### Task requirements
Write out all of the entries that follow, word for word, but skip the pictures.

### Provided records
----

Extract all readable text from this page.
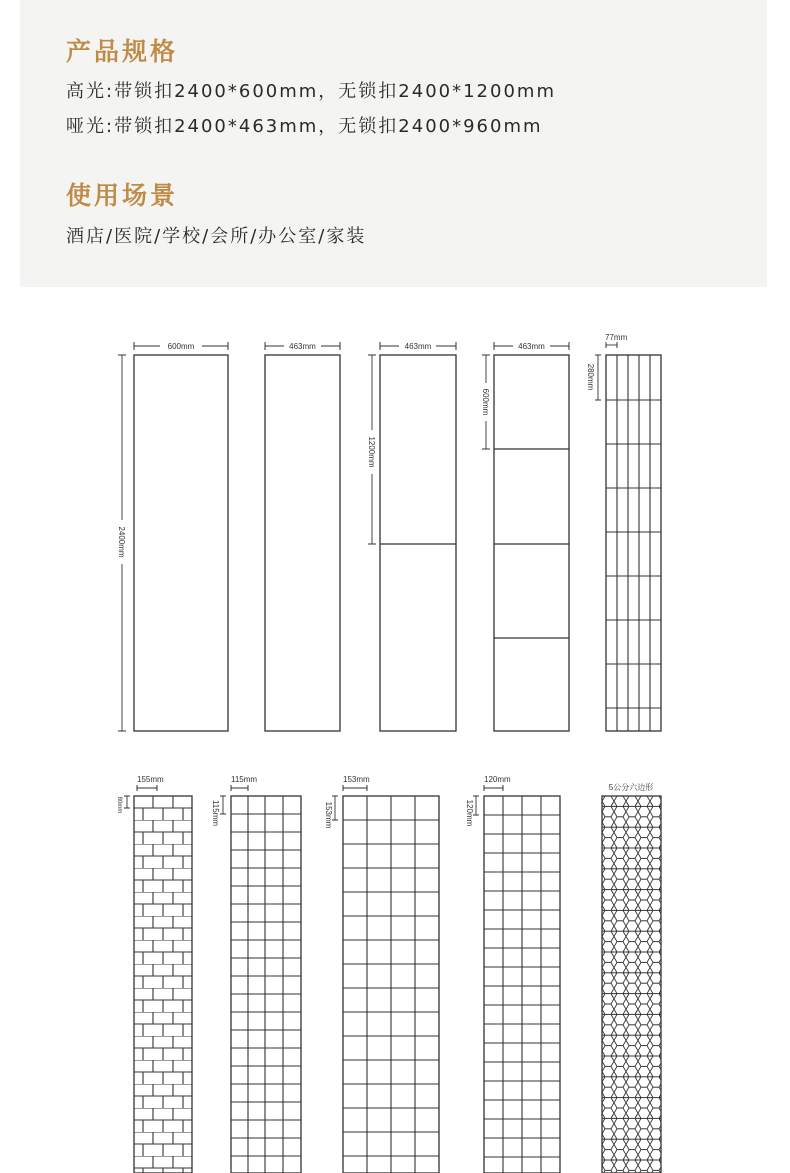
产品规格

高光:带锁扣2400*600mm，无锁扣2400*1200mm

哑光:带锁扣2400*463mm，无锁扣2400*960mm

使用场景

酒店/医院/学校/会所/办公室/家装

600mm
2400mm
463mm	463mm
1200mm
463mm
600mm
77mm
280mm
155mm
80mm
115mm
115mm
153mm
153mm
120mm
120mm
5公分六边形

----

### Answer to this problem
Extract all readable text from this page.
产品规格

高光:带锁扣2400*600mm，无锁扣2400*1200mm

哑光:带锁扣2400*463mm，无锁扣2400*960mm

使用场景

酒店/医院/学校/会所/办公室/家装

600mm
2400mm
463mm	463mm
1200mm
463mm
600mm
77mm
280mm
155mm
80mm
115mm
115mm
153mm
153mm
120mm
120mm
5公分六边形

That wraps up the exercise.